[start of The input]

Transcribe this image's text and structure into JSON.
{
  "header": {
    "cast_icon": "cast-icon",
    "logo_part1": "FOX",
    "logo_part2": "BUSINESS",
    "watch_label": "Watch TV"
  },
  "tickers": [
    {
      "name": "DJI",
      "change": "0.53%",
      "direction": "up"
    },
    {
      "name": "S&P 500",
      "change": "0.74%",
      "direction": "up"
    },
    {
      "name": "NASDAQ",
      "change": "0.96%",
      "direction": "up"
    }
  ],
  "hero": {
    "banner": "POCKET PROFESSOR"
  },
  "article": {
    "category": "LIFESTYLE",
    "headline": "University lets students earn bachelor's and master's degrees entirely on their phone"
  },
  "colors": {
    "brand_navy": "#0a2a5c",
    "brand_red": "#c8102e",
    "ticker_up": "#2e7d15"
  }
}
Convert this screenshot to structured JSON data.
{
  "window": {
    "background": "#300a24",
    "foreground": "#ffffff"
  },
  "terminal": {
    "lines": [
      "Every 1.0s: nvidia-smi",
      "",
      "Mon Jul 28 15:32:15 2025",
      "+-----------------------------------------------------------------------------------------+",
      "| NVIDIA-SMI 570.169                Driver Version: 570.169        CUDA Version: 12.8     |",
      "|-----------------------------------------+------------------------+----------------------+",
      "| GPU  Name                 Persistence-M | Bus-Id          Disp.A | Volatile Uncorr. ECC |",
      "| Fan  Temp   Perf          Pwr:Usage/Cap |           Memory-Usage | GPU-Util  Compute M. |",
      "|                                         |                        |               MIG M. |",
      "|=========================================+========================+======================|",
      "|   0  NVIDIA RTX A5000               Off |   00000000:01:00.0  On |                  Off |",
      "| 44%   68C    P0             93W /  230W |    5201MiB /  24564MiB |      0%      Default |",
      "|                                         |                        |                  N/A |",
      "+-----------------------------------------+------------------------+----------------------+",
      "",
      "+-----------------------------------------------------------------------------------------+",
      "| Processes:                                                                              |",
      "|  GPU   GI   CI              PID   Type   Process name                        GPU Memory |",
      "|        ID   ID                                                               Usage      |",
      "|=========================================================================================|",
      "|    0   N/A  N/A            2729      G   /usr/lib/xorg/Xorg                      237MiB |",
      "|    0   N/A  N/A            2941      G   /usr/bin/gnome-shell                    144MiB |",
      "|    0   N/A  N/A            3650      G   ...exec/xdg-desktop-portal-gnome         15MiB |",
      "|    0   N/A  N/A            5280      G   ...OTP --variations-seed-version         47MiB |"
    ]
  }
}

[end of The input]

## Exercise brief
From the data above, pick out each line containing "Usage" and copy it.

## Solution for this exercise
      "| Fan  Temp   Perf          Pwr:Usage/Cap |           Memory-Usage | GPU-Util  Compute M. |",
      "|        ID   ID                                                               Usage      |",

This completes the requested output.